◆ **Problem requirements**:
Without the pictures, output the records below word for word.

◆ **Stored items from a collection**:
═══

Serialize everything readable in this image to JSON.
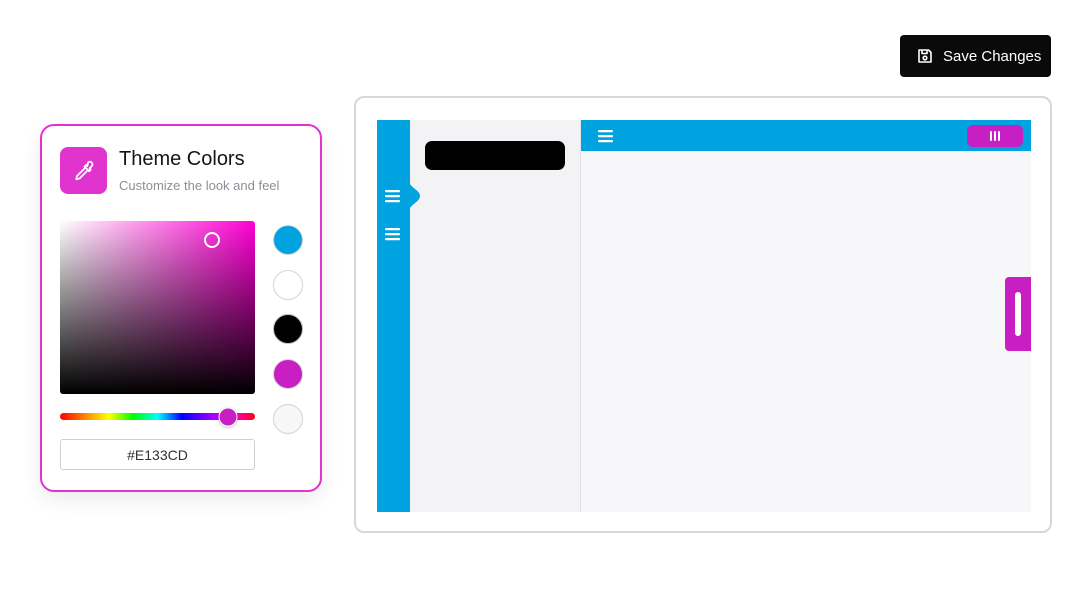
{
  "toolbar": {
    "save_label": "Save Changes",
    "save_icon": "floppy-disk-icon"
  },
  "theme_card": {
    "icon": "eyedropper-icon",
    "title": "Theme Colors",
    "subtitle": "Customize the look and feel",
    "hex_value": "#E133CD",
    "hue_fraction": 0.86,
    "saturation_fraction": 0.78,
    "brightness_fraction": 0.89,
    "swatches": [
      {
        "name": "blue",
        "color": "#00a3e0"
      },
      {
        "name": "white",
        "color": "#ffffff"
      },
      {
        "name": "black",
        "color": "#000000"
      },
      {
        "name": "magenta",
        "color": "#c81fc2"
      },
      {
        "name": "light-gray",
        "color": "#f7f7f8"
      }
    ]
  },
  "preview": {
    "primary_color": "#00a3e0",
    "accent_color": "#c81fc2",
    "pill_color": "#000000",
    "rail_icons": [
      "menu-icon",
      "menu-icon"
    ],
    "topbar_icon": "menu-icon",
    "topbar_pill_icon": "grip-lines-icon"
  },
  "colors": {
    "card_border": "#e133cd",
    "save_button": "#0a0a0a"
  }
}
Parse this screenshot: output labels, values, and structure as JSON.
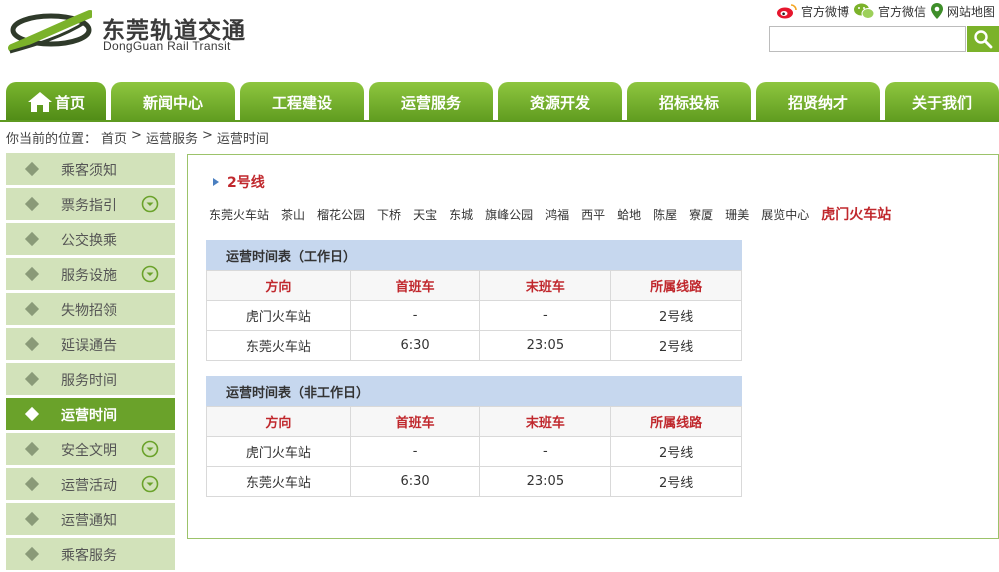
{
  "header": {
    "logo_cn": "东莞轨道交通",
    "logo_en": "DongGuan Rail Transit",
    "links": [
      "官方微博",
      "官方微信",
      "网站地图"
    ],
    "search_placeholder": ""
  },
  "nav": [
    "首页",
    "新闻中心",
    "工程建设",
    "运营服务",
    "资源开发",
    "招标投标",
    "招贤纳才",
    "关于我们"
  ],
  "breadcrumb": [
    "你当前的位置：",
    "首页",
    ">",
    "运营服务",
    ">",
    "运营时间"
  ],
  "sidebar": [
    {
      "label": "乘客须知",
      "expandable": false,
      "active": false
    },
    {
      "label": "票务指引",
      "expandable": true,
      "active": false
    },
    {
      "label": "公交换乘",
      "expandable": false,
      "active": false
    },
    {
      "label": "服务设施",
      "expandable": true,
      "active": false
    },
    {
      "label": "失物招领",
      "expandable": false,
      "active": false
    },
    {
      "label": "延误通告",
      "expandable": false,
      "active": false
    },
    {
      "label": "服务时间",
      "expandable": false,
      "active": false
    },
    {
      "label": "运营时间",
      "expandable": false,
      "active": true
    },
    {
      "label": "安全文明",
      "expandable": true,
      "active": false
    },
    {
      "label": "运营活动",
      "expandable": true,
      "active": false
    },
    {
      "label": "运营通知",
      "expandable": false,
      "active": false
    },
    {
      "label": "乘客服务",
      "expandable": false,
      "active": false
    }
  ],
  "main": {
    "line_title": "2号线",
    "stations": [
      "东莞火车站",
      "茶山",
      "榴花公园",
      "下桥",
      "天宝",
      "东城",
      "旗峰公园",
      "鸿福",
      "西平",
      "蛤地",
      "陈屋",
      "寮厦",
      "珊美",
      "展览中心",
      "虎门火车站"
    ],
    "current_station": "虎门火车站",
    "tables": [
      {
        "title": "运营时间表（工作日）",
        "headers": [
          "方向",
          "首班车",
          "末班车",
          "所属线路"
        ],
        "rows": [
          [
            "虎门火车站",
            "-",
            "-",
            "2号线"
          ],
          [
            "东莞火车站",
            "6:30",
            "23:05",
            "2号线"
          ]
        ]
      },
      {
        "title": "运营时间表（非工作日）",
        "headers": [
          "方向",
          "首班车",
          "末班车",
          "所属线路"
        ],
        "rows": [
          [
            "虎门火车站",
            "-",
            "-",
            "2号线"
          ],
          [
            "东莞火车站",
            "6:30",
            "23:05",
            "2号线"
          ]
        ]
      }
    ]
  },
  "colors": {
    "nav_green": "#6aa22a",
    "sidebar_bg": "#d2e2ba",
    "accent_red": "#c0282d",
    "table_header_blue": "#c6d7ee"
  }
}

═══

◆ **Solution for this exercise**:
Serialize everything readable in this image to JSON.
{
  "toolbar": {
    "save_label": "Save Changes",
    "save_icon": "floppy-disk-icon"
  },
  "theme_card": {
    "icon": "eyedropper-icon",
    "title": "Theme Colors",
    "subtitle": "Customize the look and feel",
    "hex_value": "#E133CD",
    "hue_fraction": 0.86,
    "saturation_fraction": 0.78,
    "brightness_fraction": 0.89,
    "swatches": [
      {
        "name": "blue",
        "color": "#00a3e0"
      },
      {
        "name": "white",
        "color": "#ffffff"
      },
      {
        "name": "black",
        "color": "#000000"
      },
      {
        "name": "magenta",
        "color": "#c81fc2"
      },
      {
        "name": "light-gray",
        "color": "#f7f7f8"
      }
    ]
  },
  "preview": {
    "primary_color": "#00a3e0",
    "accent_color": "#c81fc2",
    "pill_color": "#000000",
    "rail_icons": [
      "menu-icon",
      "menu-icon"
    ],
    "topbar_icon": "menu-icon",
    "topbar_pill_icon": "grip-lines-icon"
  },
  "colors": {
    "card_border": "#e133cd",
    "save_button": "#0a0a0a"
  }
}
Parse this screenshot: output labels, values, and structure as JSON.
{
  "header": {
    "logo_cn": "东莞轨道交通",
    "logo_en": "DongGuan Rail Transit",
    "links": [
      "官方微博",
      "官方微信",
      "网站地图"
    ],
    "search_placeholder": ""
  },
  "nav": [
    "首页",
    "新闻中心",
    "工程建设",
    "运营服务",
    "资源开发",
    "招标投标",
    "招贤纳才",
    "关于我们"
  ],
  "breadcrumb": [
    "你当前的位置：",
    "首页",
    ">",
    "运营服务",
    ">",
    "运营时间"
  ],
  "sidebar": [
    {
      "label": "乘客须知",
      "expandable": false,
      "active": false
    },
    {
      "label": "票务指引",
      "expandable": true,
      "active": false
    },
    {
      "label": "公交换乘",
      "expandable": false,
      "active": false
    },
    {
      "label": "服务设施",
      "expandable": true,
      "active": false
    },
    {
      "label": "失物招领",
      "expandable": false,
      "active": false
    },
    {
      "label": "延误通告",
      "expandable": false,
      "active": false
    },
    {
      "label": "服务时间",
      "expandable": false,
      "active": false
    },
    {
      "label": "运营时间",
      "expandable": false,
      "active": true
    },
    {
      "label": "安全文明",
      "expandable": true,
      "active": false
    },
    {
      "label": "运营活动",
      "expandable": true,
      "active": false
    },
    {
      "label": "运营通知",
      "expandable": false,
      "active": false
    },
    {
      "label": "乘客服务",
      "expandable": false,
      "active": false
    }
  ],
  "main": {
    "line_title": "2号线",
    "stations": [
      "东莞火车站",
      "茶山",
      "榴花公园",
      "下桥",
      "天宝",
      "东城",
      "旗峰公园",
      "鸿福",
      "西平",
      "蛤地",
      "陈屋",
      "寮厦",
      "珊美",
      "展览中心",
      "虎门火车站"
    ],
    "current_station": "虎门火车站",
    "tables": [
      {
        "title": "运营时间表（工作日）",
        "headers": [
          "方向",
          "首班车",
          "末班车",
          "所属线路"
        ],
        "rows": [
          [
            "虎门火车站",
            "-",
            "-",
            "2号线"
          ],
          [
            "东莞火车站",
            "6:30",
            "23:05",
            "2号线"
          ]
        ]
      },
      {
        "title": "运营时间表（非工作日）",
        "headers": [
          "方向",
          "首班车",
          "末班车",
          "所属线路"
        ],
        "rows": [
          [
            "虎门火车站",
            "-",
            "-",
            "2号线"
          ],
          [
            "东莞火车站",
            "6:30",
            "23:05",
            "2号线"
          ]
        ]
      }
    ]
  },
  "colors": {
    "nav_green": "#6aa22a",
    "sidebar_bg": "#d2e2ba",
    "accent_red": "#c0282d",
    "table_header_blue": "#c6d7ee"
  }
}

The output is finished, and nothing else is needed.